--- SHORT TASK ---
Output all of the entries exactly as written.
**** INPUT ROWS
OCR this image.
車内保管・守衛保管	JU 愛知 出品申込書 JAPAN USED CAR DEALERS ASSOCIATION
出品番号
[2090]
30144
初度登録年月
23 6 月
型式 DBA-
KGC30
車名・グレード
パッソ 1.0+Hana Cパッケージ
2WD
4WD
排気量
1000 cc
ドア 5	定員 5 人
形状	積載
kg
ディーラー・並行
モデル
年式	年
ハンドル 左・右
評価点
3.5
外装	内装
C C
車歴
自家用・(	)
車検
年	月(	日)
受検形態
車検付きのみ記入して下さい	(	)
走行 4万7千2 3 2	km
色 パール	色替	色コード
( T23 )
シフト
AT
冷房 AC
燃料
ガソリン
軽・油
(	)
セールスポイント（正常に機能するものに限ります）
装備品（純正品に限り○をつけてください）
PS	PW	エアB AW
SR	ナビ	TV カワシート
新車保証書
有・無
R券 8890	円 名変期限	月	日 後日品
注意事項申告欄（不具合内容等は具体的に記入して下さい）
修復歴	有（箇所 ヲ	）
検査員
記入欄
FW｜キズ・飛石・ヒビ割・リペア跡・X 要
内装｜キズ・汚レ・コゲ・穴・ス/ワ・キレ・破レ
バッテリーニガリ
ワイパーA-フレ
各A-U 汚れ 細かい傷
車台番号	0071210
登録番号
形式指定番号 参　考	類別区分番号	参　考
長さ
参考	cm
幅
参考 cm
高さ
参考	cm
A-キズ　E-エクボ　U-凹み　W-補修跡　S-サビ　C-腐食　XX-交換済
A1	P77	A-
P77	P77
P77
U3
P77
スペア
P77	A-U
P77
********
--- THE ANSWER ---
OCR this image.
車内保管・守衛保管	JU 愛知 出品申込書 JAPAN USED CAR DEALERS ASSOCIATION
出品番号
[2090]
30144
初度登録年月
23 6 月
型式 DBA-
KGC30
車名・グレード
パッソ 1.0+Hana Cパッケージ
2WD
4WD
排気量
1000 cc
ドア 5	定員 5 人
形状	積載
kg
ディーラー・並行
モデル
年式	年
ハンドル 左・右
評価点
3.5
外装	内装
C C
車歴
自家用・(	)
車検
年	月(	日)
受検形態
車検付きのみ記入して下さい	(	)
走行 4万7千2 3 2	km
色 パール	色替	色コード
( T23 )
シフト
AT
冷房 AC
燃料
ガソリン
軽・油
(	)
セールスポイント（正常に機能するものに限ります）
装備品（純正品に限り○をつけてください）
PS	PW	エアB AW
SR	ナビ	TV カワシート
新車保証書
有・無
R券 8890	円 名変期限	月	日 後日品
注意事項申告欄（不具合内容等は具体的に記入して下さい）
修復歴	有（箇所 ヲ	）
検査員
記入欄
FW｜キズ・飛石・ヒビ割・リペア跡・X 要
内装｜キズ・汚レ・コゲ・穴・ス/ワ・キレ・破レ
バッテリーニガリ
ワイパーA-フレ
各A-U 汚れ 細かい傷
車台番号	0071210
登録番号
形式指定番号 参　考	類別区分番号	参　考
長さ
参考	cm
幅
参考 cm
高さ
参考	cm
A-キズ　E-エクボ　U-凹み　W-補修跡　S-サビ　C-腐食　XX-交換済
A1	P77	A-
P77	P77
P77
U3
P77
スペア
P77	A-U
P77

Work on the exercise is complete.